How many lines in the entries below contain "What"? Answer with the number only.

##### Raw data #####

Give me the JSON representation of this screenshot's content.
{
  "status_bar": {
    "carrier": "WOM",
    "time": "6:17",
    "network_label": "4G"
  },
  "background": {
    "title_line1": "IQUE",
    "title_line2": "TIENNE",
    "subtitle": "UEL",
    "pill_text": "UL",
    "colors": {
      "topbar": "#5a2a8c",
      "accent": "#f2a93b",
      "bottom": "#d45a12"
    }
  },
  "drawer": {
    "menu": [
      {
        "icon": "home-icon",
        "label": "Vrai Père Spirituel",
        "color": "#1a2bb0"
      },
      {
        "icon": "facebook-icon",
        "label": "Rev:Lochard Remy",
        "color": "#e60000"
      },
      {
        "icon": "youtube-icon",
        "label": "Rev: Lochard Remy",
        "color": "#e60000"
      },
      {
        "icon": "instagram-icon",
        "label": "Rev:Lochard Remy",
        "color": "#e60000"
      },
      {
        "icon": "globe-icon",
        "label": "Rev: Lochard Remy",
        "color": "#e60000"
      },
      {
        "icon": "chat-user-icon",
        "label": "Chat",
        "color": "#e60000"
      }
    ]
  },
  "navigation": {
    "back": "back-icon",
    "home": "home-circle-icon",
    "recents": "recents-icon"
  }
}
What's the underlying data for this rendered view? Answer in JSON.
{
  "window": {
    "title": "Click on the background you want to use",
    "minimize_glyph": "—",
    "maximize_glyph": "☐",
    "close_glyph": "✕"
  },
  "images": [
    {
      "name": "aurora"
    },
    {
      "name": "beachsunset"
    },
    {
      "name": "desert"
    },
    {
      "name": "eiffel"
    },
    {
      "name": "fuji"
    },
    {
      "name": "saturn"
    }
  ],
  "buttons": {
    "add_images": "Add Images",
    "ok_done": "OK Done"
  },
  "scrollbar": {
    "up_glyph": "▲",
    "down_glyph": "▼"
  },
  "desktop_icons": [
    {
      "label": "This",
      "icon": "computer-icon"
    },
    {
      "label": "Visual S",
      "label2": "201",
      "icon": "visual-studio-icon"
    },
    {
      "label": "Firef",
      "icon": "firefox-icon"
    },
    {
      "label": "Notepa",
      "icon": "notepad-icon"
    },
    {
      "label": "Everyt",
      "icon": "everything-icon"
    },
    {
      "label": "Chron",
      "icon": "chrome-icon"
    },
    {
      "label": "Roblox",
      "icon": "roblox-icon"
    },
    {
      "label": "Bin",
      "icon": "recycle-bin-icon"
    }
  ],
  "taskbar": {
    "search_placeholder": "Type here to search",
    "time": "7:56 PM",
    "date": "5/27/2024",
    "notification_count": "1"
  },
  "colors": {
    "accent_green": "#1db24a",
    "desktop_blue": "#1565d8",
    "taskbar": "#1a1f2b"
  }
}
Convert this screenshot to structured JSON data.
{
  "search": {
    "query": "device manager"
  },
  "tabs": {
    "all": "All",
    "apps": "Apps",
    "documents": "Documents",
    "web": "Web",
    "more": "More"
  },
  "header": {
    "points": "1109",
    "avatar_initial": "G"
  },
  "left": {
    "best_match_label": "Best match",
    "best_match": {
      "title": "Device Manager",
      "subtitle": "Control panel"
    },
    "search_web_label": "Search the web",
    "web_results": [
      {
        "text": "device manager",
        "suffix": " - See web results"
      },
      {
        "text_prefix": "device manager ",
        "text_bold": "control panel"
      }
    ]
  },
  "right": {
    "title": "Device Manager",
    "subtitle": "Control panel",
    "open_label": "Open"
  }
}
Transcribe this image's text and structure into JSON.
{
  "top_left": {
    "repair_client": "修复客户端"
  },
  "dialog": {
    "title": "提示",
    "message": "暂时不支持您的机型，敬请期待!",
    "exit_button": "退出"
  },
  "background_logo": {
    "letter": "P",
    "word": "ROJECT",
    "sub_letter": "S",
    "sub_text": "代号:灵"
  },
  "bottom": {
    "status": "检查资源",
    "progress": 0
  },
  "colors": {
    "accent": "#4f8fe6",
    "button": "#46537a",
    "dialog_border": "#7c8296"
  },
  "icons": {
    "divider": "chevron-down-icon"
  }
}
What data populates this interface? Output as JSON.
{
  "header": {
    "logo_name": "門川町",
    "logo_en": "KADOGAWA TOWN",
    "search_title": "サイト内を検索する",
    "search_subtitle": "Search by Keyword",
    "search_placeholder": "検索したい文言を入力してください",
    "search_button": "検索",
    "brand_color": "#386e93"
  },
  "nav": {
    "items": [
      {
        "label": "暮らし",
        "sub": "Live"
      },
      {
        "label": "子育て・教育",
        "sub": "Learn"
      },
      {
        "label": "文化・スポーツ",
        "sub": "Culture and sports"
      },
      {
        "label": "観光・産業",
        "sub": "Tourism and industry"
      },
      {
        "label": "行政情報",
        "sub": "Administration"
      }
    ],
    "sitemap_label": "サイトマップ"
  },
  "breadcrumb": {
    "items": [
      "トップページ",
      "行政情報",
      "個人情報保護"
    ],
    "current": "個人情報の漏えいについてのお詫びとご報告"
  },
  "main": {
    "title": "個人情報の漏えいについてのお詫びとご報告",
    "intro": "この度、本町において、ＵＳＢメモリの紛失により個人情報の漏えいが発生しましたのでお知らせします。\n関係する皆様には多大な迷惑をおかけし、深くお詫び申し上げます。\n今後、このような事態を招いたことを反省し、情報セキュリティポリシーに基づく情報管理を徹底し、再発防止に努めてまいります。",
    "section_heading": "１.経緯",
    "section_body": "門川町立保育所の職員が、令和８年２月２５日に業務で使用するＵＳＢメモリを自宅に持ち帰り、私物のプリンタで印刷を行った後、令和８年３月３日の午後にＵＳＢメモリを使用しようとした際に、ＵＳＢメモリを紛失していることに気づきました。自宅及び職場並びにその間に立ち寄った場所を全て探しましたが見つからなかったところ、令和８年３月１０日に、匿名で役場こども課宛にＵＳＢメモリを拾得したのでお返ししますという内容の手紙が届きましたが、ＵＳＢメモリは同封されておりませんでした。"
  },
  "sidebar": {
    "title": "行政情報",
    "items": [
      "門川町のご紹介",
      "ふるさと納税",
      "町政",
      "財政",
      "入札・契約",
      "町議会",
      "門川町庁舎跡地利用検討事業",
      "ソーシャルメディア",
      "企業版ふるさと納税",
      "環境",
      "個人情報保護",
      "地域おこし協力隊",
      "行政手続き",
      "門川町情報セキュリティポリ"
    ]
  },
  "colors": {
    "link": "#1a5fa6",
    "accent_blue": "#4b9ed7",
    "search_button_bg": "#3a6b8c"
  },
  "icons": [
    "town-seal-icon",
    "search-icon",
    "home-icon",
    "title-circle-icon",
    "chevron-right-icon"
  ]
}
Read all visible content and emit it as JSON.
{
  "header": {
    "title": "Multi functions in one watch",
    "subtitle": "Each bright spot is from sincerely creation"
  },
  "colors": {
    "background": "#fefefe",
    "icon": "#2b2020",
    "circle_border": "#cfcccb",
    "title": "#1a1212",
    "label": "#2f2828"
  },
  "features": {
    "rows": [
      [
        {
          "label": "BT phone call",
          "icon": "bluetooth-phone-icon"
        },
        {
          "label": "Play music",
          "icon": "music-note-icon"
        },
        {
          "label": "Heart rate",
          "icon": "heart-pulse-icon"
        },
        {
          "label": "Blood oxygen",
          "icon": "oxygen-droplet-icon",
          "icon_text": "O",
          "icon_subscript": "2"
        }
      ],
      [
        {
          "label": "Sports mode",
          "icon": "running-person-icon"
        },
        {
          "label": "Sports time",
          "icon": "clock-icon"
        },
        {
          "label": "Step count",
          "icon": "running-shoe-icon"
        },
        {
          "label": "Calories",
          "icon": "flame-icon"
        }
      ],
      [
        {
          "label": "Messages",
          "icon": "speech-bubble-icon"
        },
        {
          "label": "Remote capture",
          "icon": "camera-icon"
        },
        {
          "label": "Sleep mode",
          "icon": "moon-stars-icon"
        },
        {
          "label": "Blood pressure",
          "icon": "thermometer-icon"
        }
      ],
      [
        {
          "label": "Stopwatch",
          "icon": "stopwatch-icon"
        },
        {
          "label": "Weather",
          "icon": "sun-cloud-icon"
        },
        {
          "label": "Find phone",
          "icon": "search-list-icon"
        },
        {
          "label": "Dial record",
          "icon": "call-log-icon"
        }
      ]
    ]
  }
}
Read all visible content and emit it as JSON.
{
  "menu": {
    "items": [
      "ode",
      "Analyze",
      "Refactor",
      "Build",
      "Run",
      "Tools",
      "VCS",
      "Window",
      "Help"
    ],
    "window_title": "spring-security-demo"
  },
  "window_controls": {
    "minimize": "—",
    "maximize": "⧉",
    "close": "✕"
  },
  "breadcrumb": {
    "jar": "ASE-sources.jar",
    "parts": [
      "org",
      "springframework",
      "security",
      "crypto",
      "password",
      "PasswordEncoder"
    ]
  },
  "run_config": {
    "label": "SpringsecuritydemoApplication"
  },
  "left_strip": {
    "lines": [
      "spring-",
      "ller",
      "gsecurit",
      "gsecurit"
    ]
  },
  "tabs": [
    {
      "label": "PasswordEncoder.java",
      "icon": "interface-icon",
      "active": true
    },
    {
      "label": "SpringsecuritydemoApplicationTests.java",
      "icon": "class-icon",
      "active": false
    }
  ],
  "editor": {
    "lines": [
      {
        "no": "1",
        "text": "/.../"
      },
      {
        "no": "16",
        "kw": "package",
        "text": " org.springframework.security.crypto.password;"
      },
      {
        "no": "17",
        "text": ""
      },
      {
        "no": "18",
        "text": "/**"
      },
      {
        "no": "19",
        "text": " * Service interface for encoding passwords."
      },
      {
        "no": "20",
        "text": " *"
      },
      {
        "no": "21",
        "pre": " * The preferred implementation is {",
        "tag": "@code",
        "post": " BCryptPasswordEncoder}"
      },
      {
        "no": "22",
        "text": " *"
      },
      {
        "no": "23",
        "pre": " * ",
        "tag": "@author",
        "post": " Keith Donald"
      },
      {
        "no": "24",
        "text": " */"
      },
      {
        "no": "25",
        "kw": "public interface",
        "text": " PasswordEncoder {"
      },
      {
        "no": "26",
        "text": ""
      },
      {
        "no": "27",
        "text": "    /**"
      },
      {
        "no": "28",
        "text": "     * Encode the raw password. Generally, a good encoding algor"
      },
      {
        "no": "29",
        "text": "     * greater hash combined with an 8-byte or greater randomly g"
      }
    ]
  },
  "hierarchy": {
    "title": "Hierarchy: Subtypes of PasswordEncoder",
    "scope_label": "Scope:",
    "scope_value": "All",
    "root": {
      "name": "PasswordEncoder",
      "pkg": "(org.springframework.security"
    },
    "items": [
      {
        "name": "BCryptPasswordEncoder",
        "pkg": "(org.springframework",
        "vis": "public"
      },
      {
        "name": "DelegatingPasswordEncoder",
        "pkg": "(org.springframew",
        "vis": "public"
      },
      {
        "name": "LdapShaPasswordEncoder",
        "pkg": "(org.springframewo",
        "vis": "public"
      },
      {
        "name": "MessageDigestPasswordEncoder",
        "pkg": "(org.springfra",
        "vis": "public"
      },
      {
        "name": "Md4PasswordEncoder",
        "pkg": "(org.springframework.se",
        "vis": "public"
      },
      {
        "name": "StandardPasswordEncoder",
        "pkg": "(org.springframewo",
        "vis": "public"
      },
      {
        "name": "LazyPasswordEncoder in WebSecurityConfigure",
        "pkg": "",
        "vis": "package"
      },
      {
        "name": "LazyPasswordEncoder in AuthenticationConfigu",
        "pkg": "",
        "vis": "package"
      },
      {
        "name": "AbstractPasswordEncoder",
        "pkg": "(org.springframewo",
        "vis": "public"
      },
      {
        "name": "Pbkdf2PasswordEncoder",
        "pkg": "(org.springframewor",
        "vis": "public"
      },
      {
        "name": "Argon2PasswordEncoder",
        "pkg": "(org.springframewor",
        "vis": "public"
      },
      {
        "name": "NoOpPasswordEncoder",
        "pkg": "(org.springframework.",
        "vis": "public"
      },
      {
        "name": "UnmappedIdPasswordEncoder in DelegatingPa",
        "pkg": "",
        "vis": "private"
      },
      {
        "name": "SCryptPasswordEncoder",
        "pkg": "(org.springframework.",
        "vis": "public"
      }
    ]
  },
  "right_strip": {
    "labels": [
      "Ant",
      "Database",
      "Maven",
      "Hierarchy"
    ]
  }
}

#####

Full response: 2